- _WHAT YOU HAVE TO DO_: Records follow. Copy every line with "Replication".

- _DATA ROWS_:
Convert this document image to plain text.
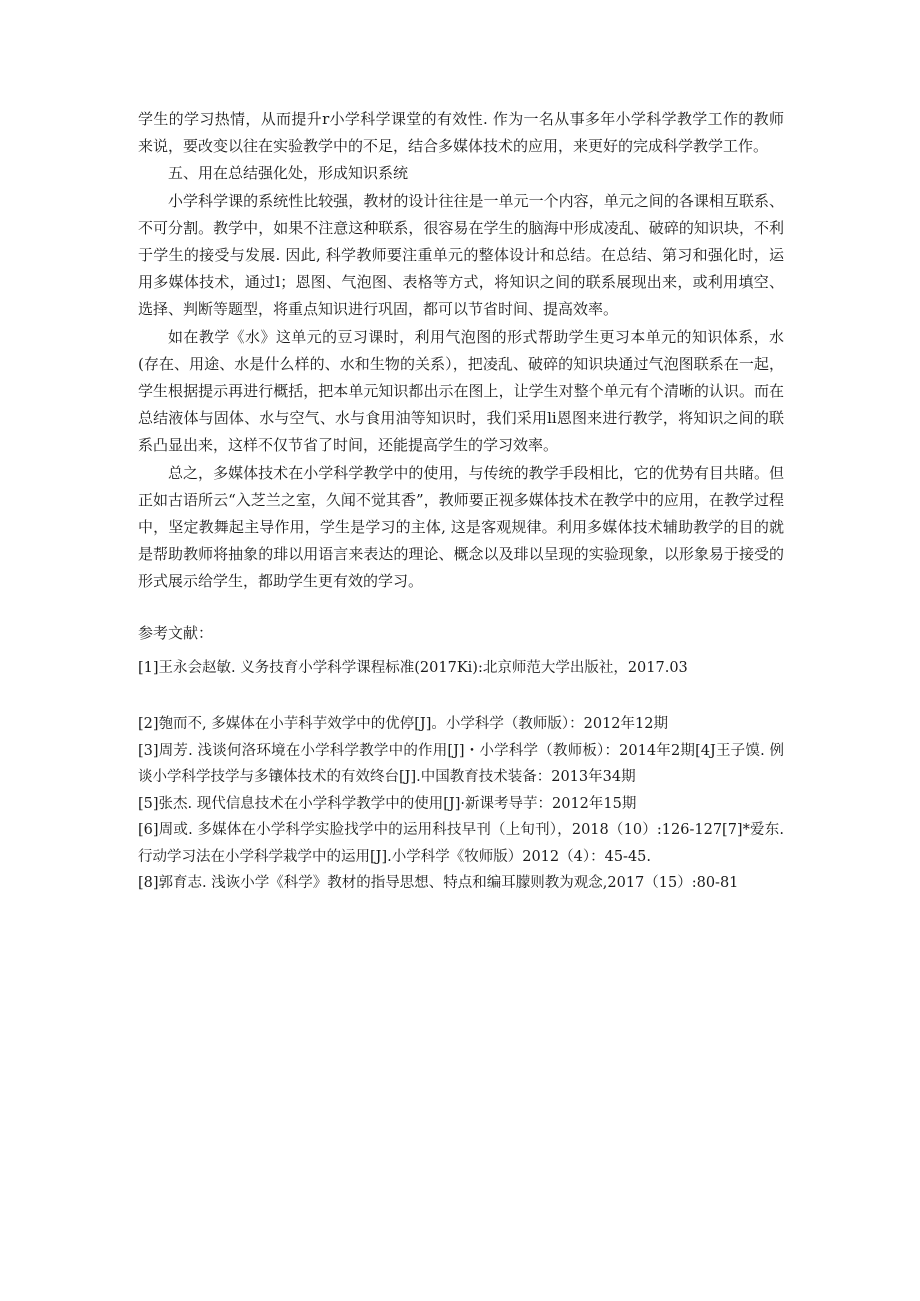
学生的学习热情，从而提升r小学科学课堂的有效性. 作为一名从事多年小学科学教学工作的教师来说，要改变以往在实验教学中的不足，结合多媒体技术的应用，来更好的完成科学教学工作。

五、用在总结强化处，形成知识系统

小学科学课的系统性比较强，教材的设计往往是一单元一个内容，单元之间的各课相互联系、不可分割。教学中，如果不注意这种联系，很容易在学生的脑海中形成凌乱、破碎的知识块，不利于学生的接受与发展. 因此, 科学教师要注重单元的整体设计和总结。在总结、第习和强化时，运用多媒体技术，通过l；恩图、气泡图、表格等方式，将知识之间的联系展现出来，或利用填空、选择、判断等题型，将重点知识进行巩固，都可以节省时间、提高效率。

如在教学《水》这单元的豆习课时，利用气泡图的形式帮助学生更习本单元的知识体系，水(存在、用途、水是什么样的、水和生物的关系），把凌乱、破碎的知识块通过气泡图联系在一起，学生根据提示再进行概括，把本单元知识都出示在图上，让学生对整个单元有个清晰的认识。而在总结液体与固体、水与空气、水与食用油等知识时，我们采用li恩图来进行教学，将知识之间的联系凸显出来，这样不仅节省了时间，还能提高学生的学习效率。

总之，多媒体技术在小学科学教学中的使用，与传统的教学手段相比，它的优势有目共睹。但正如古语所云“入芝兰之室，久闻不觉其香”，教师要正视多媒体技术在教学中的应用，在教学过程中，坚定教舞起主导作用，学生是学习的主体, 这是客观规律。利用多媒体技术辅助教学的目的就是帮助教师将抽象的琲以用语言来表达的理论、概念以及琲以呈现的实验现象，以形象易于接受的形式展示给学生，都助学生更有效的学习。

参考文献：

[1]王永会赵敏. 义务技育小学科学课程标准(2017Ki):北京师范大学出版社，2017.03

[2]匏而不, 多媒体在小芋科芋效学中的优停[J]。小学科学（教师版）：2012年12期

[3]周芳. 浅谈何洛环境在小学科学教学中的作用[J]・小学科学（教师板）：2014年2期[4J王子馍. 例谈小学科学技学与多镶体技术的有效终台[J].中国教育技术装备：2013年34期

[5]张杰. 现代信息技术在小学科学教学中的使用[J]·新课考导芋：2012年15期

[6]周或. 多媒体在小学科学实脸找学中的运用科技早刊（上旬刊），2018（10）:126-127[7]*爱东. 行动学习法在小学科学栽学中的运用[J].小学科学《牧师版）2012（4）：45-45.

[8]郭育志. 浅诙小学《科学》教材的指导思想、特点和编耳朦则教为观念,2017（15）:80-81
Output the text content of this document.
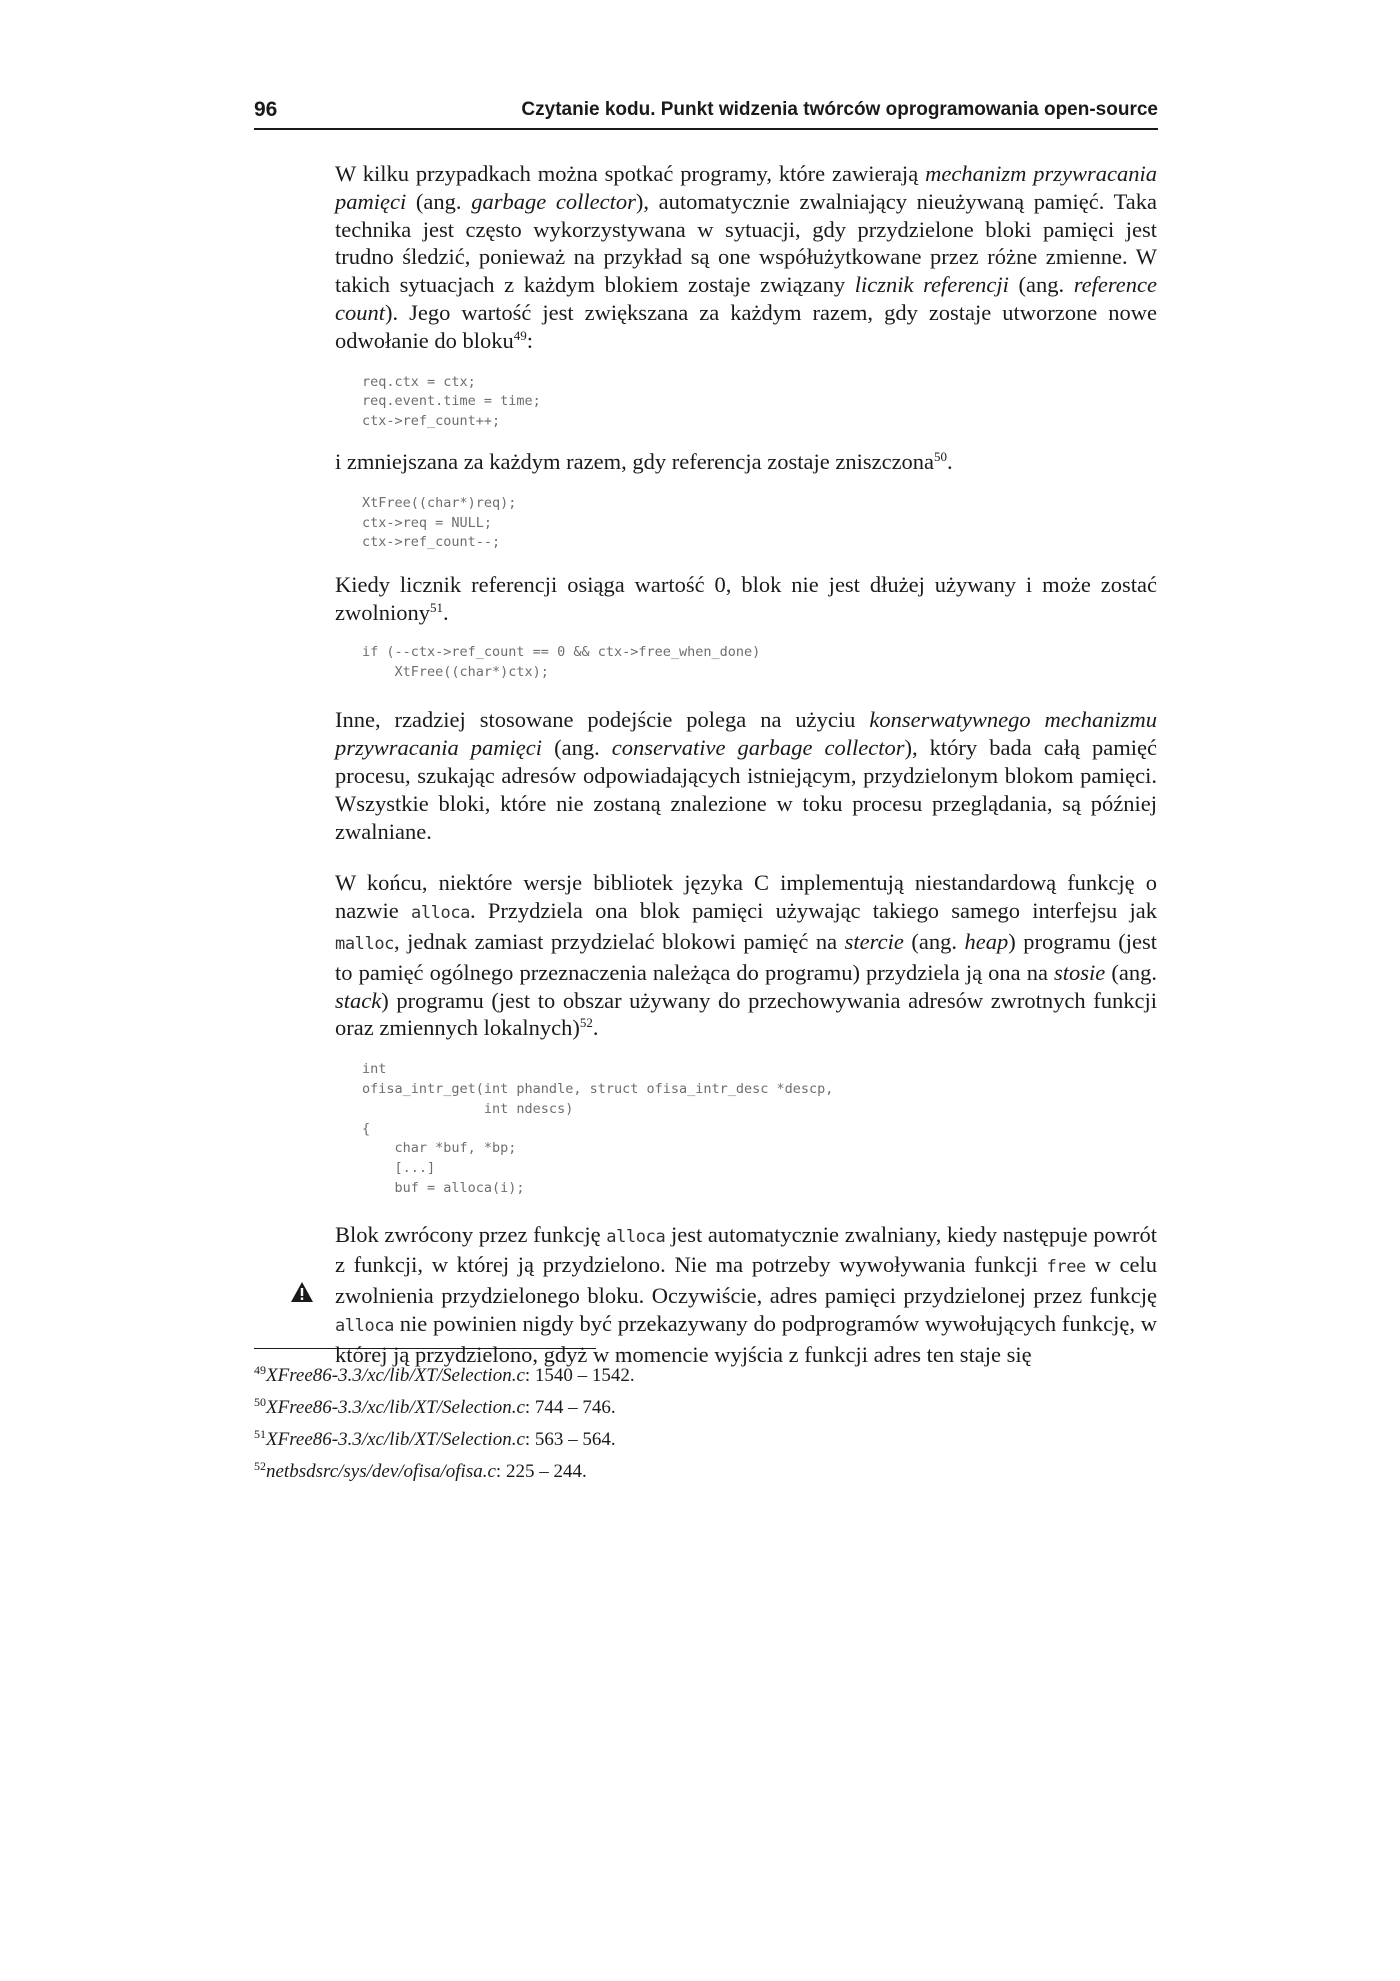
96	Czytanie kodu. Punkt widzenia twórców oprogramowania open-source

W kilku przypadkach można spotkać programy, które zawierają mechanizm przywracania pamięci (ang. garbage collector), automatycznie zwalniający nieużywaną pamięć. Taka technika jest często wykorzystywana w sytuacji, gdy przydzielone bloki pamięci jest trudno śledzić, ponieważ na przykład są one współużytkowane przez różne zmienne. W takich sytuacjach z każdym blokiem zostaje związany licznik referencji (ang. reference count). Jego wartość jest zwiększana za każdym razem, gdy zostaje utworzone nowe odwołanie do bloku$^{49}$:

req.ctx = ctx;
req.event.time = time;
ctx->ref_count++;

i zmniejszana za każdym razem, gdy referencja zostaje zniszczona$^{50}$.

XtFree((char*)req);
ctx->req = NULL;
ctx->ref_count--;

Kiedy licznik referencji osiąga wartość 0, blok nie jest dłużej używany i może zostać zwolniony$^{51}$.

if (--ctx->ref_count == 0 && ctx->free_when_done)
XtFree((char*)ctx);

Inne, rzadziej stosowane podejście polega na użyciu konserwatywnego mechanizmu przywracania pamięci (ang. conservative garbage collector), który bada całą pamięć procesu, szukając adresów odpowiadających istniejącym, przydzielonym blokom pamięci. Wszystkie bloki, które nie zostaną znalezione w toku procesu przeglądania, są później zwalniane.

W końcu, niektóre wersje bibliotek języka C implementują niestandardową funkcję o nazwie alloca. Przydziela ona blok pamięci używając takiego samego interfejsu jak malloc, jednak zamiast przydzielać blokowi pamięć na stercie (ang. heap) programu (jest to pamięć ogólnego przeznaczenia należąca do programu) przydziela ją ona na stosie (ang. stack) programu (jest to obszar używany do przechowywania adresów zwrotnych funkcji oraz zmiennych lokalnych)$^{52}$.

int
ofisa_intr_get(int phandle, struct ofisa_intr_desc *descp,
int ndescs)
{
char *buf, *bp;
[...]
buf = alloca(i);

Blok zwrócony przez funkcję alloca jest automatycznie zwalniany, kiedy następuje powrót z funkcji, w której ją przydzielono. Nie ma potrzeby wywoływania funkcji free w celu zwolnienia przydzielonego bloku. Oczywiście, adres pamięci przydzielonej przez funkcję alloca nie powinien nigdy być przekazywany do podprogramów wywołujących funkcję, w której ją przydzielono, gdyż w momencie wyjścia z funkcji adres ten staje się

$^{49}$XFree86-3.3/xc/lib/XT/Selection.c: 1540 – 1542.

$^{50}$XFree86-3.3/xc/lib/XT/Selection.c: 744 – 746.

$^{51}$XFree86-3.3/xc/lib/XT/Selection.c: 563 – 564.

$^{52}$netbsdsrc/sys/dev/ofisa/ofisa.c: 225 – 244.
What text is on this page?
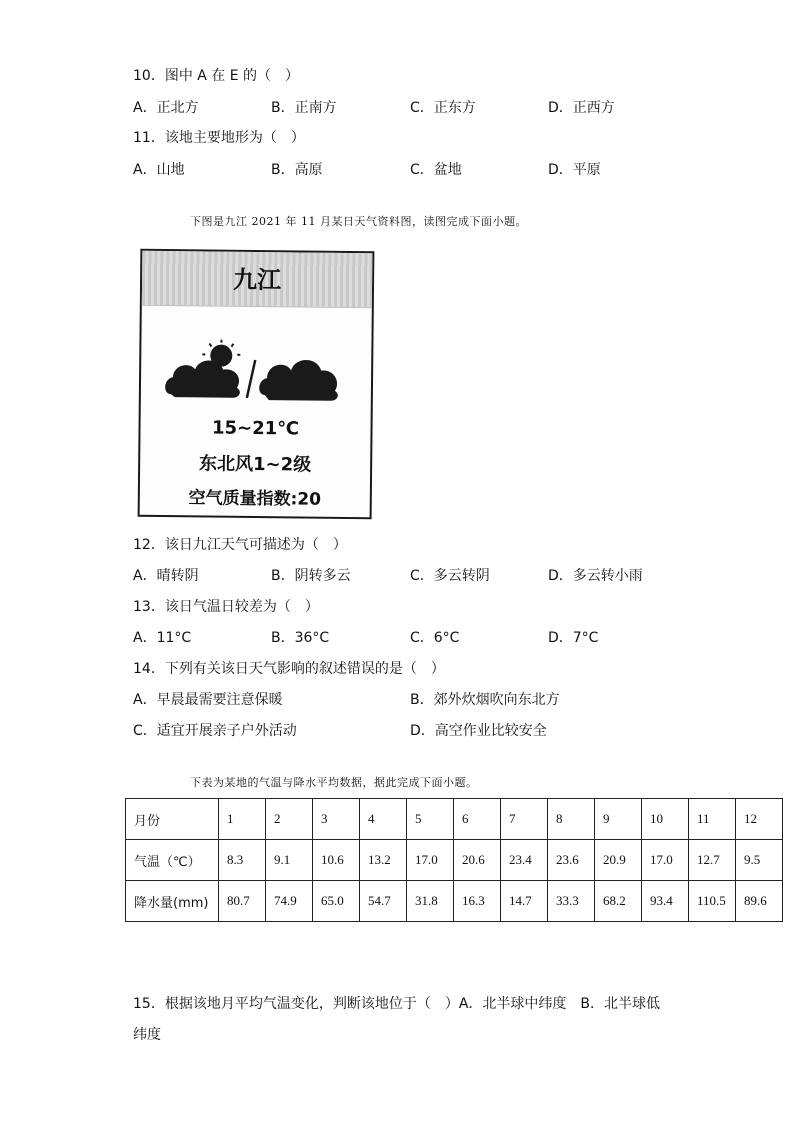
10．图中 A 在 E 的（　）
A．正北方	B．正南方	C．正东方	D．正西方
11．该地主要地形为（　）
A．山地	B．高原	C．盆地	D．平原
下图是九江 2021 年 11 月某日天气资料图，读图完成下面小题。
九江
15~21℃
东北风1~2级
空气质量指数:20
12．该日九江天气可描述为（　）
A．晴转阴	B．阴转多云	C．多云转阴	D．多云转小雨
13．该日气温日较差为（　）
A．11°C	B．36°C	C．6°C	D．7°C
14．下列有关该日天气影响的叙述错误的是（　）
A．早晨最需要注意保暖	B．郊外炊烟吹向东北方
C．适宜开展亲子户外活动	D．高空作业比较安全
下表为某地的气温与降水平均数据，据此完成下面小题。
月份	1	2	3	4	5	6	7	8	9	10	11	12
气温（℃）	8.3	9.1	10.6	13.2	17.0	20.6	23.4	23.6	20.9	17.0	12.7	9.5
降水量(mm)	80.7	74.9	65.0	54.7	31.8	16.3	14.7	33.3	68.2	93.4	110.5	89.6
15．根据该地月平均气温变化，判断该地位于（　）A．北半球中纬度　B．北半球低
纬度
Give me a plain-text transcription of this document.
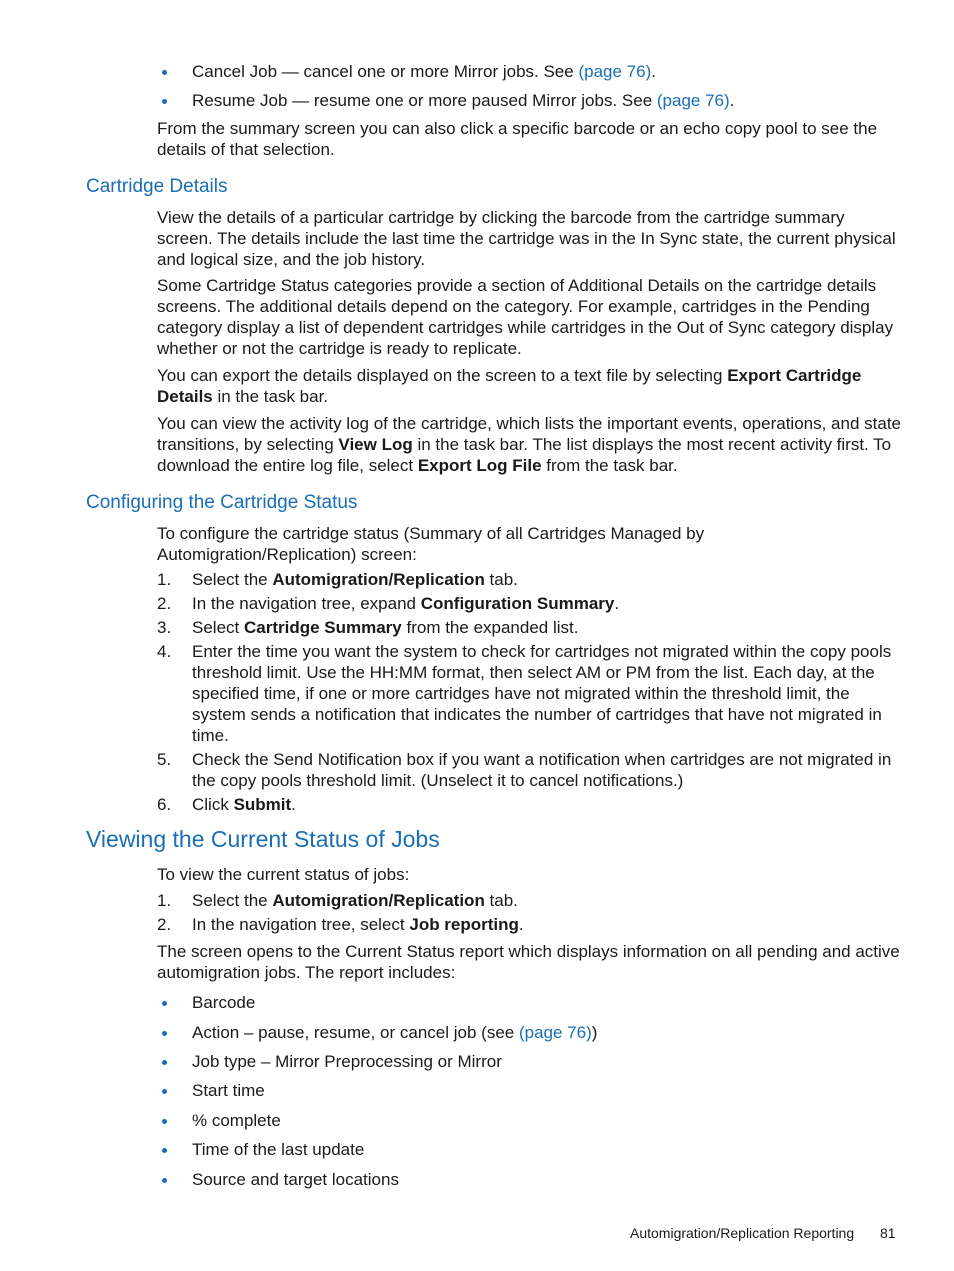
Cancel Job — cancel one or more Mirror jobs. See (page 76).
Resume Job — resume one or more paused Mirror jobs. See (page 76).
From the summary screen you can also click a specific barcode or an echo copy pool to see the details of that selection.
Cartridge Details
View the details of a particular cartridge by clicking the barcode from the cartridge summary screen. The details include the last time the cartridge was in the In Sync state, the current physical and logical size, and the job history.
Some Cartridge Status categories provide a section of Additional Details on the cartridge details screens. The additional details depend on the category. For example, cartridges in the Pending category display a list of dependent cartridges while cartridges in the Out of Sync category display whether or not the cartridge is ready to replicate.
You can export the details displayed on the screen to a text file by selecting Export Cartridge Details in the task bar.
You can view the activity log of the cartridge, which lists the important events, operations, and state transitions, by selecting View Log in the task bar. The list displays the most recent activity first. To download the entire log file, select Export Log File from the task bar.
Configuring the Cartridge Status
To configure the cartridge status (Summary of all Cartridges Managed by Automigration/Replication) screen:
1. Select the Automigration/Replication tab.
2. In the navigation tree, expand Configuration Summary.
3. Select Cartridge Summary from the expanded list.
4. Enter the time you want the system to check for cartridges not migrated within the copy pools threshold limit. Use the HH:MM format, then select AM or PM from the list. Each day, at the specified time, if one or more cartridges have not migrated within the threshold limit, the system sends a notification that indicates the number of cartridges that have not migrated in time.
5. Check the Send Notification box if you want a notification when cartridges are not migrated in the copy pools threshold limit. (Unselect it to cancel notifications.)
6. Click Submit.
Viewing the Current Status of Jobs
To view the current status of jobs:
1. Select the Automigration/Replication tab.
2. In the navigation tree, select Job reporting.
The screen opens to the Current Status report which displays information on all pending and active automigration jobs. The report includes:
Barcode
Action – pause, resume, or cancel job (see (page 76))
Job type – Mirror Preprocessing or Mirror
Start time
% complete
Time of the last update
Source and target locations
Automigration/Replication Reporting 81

- _FULL SOLUTION_:
To configure the cartridge status (Summary of all Cartridges Managed by Automigration/Replication) screen:
1. Select the Automigration/Replication tab.
1. Select the Automigration/Replication tab.
Automigration/Replication Reporting 81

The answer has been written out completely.